The back sheet 38 may suitably be provided with a structure for facilitating the controlled rupture thereof. In the embodiment illustrated in FIGS. 1 through 3C, that structure is embodied in the ripcords 16 and 18. It is anticipated that the ripcords 16 and 18 may be attached to the outer surface of the back sheet 38 with an adhesive whose strength of adhesion between the ripcords 16 and 18 and to the back sheet 38 is greater than the shear strength of the back sheet 38. Thus when one of the ripcords 16 or 18 are pulled away from the back sheet 38, a portion 46 of the back sheet 38 will tear away from the rest of the back sheet 38, remaining adhered to the ripcord 16 or 18 which was pulled. In the illustrated embodiment, only one end of each of the ripcords 16 and 18 is adhered to the back sheet 38. The rest of each of the ripcords 16 and 18 is unattached, and forms an elongated free end to facilitate extending the free end to a location which will be accessible after the insulation assembly 10 is installed, as shown in FIGS. 2 and 3A. Preferably the free end of each of the ripcords 16 and 18 is marked by a high-visibility tag 47 to facilitate locating the free ends of the ripcords 16 and 18.
+++++
◆ Directions:
[a] Answer these questions from the passage on the back sheet ripcords:
(i) In the embodiment shown in FIGS. 1 through 3C, what embodies the structure that eases controlled rupture of the back sheet 38?
(ii) In the illustrated embodiment, how much of each ripcord is adhered to the back sheet 38?
(iii) What preferably marks the free end of each ripcord?
[b] Extend the passage on the back sheet ripcords by writing what comes after its final sentence.
The records that come next have no connection to the passage on the back sheet ripcords.

◆ Raw records:
+++++
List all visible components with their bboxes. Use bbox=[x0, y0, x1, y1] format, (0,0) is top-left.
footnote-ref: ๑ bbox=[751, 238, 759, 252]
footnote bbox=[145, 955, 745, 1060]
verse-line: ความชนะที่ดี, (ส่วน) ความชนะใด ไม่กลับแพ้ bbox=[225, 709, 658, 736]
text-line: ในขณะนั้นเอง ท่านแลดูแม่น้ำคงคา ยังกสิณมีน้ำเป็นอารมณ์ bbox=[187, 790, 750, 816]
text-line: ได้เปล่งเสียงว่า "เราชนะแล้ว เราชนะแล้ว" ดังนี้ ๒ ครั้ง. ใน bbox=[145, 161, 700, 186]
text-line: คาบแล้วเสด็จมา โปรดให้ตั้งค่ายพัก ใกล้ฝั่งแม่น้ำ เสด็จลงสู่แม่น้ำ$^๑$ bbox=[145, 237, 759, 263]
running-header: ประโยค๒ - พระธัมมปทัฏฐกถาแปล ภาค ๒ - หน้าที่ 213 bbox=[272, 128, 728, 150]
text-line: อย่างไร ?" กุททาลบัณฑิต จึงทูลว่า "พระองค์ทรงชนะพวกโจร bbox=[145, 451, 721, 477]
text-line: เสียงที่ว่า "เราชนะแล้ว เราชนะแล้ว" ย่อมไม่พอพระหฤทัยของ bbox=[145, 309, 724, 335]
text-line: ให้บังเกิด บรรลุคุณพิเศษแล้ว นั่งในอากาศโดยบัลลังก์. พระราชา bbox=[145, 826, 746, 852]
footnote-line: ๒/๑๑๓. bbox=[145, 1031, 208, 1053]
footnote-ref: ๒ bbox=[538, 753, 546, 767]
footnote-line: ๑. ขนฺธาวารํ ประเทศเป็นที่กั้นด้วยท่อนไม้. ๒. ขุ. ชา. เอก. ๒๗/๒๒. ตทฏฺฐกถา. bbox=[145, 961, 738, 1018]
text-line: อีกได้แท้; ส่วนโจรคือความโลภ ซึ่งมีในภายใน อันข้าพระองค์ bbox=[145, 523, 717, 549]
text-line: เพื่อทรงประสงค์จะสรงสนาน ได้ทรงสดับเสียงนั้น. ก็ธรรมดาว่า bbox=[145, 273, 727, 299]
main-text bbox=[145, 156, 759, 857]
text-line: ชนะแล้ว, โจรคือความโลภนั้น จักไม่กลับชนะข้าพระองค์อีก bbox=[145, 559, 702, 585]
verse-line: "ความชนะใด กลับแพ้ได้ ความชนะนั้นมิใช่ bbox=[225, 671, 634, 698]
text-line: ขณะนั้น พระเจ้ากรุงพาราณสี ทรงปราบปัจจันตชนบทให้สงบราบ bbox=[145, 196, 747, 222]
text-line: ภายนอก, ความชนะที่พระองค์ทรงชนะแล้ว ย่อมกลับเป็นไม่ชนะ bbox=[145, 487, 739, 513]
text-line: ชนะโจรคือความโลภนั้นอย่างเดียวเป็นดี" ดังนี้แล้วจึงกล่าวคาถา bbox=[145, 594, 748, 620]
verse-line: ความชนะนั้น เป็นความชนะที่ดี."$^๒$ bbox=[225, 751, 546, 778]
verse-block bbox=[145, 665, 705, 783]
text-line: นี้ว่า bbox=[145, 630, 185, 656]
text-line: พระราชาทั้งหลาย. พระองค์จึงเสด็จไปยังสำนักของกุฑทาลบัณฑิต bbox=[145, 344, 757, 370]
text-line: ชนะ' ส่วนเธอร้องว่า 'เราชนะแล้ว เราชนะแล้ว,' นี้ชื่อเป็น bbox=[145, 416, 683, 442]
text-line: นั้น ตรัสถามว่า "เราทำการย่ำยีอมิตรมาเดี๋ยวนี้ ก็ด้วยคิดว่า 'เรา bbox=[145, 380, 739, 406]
+++++
◆ Results in order:
[a]
(i) The ripcords 16 and 18.
(ii) Only one end of each ripcord.
(iii) A high-visibility tag 47.

[b]
The vapor barrier 24 and the back sheet 38 are hermetically sealed together along a seal area 48, shown as a cross-hatched region in FIG. 2. The seal formed at the seal area 48 joins respective inboard portions of the vertically extending flaps 26 and 28 of the vapor barrier 24 to the adjacent portions of the vertically extending flaps 40 and 42 of the back sheet 38. Similarly, the seal formed at the seal area 48 joins respective inboard portions of the horizontally extending flaps 30 and 32 of the vapor barrier 24 to the adjacent portions of the horizontally extending flaps 44 and 45 of the back sheet 38. Thus a second purpose of the flaps 26, 28, 30, and 32 of the vapor barrier 24, in addition to acting as nailing strips as described above, is to cooperate with the flaps 40, 42, 44, and 45 of the back sheet 38 to provide the seal area 48 for hermetically sealing the envelope 12 about the batt 14.

As will be appreciated, due in part to the variety of materials which may be used to form the vapor barrier 24 and the back sheet 38, a variety of suitable conventional methods are contemplated for sealing the vapor barrier 24 to the back sheet 38. Among the methods which are contemplated are heat sealing of plastic films using heated wires, rollers, or other structures, ultrasonic welding, or the use of suitable adhesives, of which one may be hot melt glue.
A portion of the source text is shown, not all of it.